**AIM**
Each line containing the word "disappeared" needs to be copied.

**LISTING**

╭──

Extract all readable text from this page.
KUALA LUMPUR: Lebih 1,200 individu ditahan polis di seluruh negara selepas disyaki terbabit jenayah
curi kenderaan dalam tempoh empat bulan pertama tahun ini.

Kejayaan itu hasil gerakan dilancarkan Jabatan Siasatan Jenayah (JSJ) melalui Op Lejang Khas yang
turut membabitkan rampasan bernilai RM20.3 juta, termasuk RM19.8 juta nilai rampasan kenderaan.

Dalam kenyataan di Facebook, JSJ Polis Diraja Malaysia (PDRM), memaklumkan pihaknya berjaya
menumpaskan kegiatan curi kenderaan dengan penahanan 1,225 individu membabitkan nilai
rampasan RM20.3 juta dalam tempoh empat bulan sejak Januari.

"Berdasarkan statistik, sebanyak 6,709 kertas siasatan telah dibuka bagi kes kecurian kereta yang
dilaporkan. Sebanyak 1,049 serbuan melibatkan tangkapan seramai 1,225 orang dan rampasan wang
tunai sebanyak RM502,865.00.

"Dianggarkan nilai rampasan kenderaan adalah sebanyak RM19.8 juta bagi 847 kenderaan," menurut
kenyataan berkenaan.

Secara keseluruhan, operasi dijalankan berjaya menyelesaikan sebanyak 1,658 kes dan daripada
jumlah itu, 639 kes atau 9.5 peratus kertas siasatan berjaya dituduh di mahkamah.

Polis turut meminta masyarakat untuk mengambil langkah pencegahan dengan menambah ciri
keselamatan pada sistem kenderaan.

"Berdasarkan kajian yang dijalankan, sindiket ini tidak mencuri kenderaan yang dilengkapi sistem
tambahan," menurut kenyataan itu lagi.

╰──
╭──

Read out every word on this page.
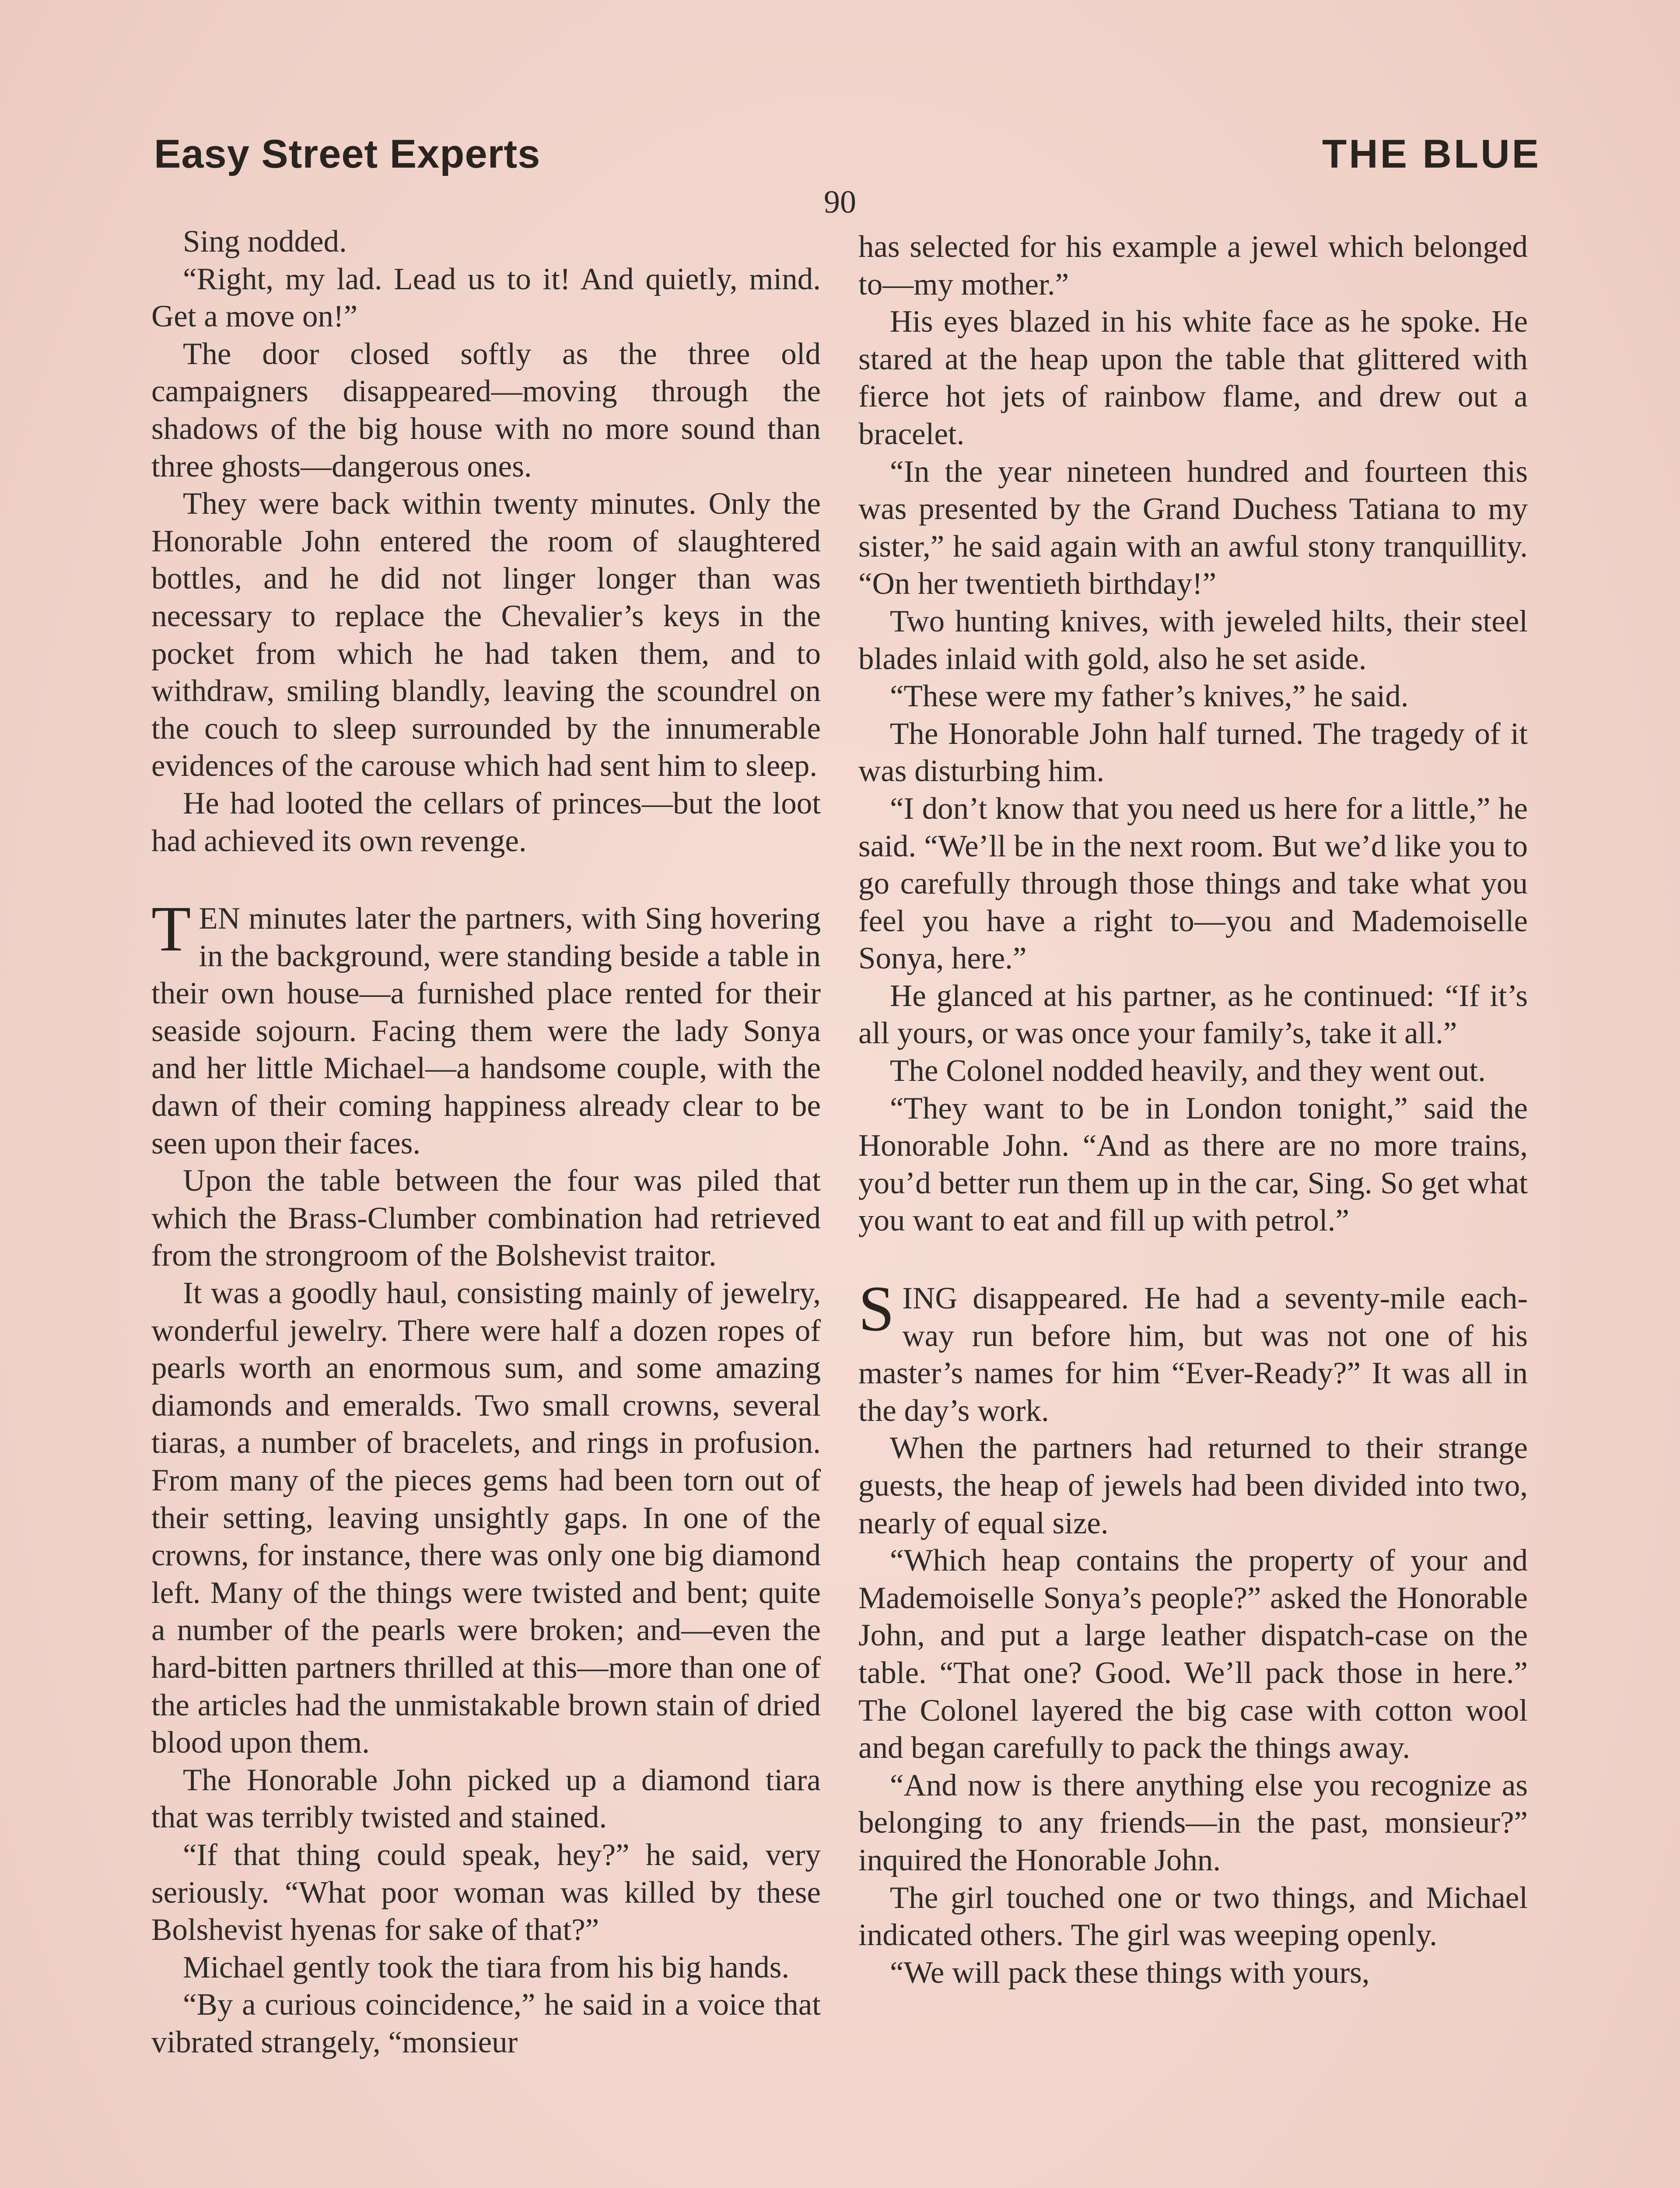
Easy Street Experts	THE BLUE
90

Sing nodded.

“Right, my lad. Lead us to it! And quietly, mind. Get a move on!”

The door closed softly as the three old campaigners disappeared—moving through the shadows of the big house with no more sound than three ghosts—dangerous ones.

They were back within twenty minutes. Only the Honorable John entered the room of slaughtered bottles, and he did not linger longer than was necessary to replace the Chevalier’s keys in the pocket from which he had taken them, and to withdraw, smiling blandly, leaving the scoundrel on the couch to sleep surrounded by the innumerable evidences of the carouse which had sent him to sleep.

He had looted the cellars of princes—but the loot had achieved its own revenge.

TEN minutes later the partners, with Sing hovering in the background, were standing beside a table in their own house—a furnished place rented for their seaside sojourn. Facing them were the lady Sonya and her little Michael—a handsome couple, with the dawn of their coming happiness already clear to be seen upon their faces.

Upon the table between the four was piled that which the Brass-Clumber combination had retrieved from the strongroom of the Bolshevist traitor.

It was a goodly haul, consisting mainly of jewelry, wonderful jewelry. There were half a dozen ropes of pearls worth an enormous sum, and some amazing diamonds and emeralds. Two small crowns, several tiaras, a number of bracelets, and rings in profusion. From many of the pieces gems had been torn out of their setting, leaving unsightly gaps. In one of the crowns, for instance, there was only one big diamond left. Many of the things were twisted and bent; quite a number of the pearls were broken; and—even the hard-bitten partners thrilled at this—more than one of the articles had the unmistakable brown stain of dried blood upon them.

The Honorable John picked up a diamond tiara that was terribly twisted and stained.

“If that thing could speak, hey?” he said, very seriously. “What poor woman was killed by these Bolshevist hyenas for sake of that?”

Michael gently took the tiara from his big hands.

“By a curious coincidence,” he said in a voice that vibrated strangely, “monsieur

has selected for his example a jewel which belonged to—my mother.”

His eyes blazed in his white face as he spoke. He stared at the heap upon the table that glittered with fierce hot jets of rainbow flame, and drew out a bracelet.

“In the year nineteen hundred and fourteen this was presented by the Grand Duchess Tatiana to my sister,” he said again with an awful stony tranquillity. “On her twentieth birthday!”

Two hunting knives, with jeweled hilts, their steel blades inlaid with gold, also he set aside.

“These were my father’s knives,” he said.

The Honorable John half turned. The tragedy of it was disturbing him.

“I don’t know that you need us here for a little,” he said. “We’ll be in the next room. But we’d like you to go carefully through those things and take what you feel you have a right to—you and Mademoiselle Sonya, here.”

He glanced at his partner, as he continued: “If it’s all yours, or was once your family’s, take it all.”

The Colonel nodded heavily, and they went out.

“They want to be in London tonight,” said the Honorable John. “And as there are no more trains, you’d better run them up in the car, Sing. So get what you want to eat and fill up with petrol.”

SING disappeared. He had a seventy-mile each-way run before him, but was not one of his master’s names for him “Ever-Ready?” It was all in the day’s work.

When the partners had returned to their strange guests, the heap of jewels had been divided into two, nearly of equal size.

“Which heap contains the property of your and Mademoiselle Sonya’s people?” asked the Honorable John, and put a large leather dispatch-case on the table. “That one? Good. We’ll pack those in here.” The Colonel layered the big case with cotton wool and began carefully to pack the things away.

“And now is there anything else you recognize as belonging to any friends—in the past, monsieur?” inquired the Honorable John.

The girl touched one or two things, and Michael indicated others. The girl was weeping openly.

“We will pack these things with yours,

╰──

**EXERCISE RESULT**
The door closed softly as the three old campaigners disappeared—moving through the shadows of the big house with no more sound than three ghosts—dangerous ones.
SING disappeared. He had a seventy-mile each-way run before him, but was not one of his master’s names for him “Ever-Ready?” It was all in the day’s work.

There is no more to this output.